Figure data in JSON:
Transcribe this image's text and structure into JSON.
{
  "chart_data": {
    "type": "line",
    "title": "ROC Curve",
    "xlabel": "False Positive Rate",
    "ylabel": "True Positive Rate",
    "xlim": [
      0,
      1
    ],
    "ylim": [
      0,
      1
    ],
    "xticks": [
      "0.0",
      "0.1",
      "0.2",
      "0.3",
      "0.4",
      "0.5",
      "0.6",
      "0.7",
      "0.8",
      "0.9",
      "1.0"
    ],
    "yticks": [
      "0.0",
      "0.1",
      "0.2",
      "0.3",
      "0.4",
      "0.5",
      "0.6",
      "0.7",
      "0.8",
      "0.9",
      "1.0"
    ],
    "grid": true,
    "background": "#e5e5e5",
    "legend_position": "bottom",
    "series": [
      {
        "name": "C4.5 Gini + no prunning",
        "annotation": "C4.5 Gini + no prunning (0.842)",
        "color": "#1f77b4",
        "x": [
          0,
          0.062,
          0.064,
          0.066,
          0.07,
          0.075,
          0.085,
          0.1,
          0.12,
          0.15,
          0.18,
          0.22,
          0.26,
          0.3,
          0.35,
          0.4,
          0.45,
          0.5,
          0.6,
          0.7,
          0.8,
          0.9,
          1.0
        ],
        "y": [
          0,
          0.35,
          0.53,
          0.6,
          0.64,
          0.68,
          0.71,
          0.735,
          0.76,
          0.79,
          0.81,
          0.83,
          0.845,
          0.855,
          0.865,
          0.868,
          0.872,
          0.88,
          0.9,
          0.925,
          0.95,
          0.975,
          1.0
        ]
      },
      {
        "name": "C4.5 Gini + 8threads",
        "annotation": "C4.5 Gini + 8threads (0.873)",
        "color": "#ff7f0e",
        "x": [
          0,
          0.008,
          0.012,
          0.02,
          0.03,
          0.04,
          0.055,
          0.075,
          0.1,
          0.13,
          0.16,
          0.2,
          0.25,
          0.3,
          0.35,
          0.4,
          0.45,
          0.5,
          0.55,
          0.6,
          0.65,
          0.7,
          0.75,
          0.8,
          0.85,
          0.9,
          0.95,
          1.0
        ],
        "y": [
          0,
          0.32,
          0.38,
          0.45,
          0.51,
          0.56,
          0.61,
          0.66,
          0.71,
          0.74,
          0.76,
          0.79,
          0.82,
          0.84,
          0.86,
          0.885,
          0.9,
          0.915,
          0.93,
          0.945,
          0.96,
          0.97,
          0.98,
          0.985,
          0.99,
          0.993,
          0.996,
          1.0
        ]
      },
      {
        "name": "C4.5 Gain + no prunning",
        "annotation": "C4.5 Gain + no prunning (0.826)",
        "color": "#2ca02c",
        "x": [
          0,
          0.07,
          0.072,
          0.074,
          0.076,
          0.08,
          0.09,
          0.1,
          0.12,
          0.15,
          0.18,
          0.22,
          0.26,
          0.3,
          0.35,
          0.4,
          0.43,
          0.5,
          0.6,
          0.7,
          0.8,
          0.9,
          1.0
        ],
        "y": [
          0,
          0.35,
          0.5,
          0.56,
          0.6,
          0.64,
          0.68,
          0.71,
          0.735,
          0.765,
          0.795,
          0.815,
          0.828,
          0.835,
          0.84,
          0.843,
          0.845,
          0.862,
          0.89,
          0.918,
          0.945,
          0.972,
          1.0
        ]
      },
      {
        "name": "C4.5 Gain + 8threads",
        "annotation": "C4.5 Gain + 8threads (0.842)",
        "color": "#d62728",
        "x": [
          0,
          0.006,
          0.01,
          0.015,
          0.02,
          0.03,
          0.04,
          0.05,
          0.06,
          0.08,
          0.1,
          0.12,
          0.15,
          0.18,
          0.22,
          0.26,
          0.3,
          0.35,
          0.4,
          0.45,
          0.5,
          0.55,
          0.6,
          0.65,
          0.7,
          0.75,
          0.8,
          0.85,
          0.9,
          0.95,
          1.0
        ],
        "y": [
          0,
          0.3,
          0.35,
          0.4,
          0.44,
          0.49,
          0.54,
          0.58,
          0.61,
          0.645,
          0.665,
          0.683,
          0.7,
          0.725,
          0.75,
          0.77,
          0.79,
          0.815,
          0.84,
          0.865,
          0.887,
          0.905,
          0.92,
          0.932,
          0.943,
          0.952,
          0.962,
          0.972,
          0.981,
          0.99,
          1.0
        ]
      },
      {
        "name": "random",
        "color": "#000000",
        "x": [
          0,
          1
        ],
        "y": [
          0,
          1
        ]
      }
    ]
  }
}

Exercise task: Go through the lines above. Select every one that has the string "color".

Output for this task:
        "color": "#1f77b4",
        "color": "#ff7f0e",
        "color": "#2ca02c",
        "color": "#d62728",
        "color": "#000000",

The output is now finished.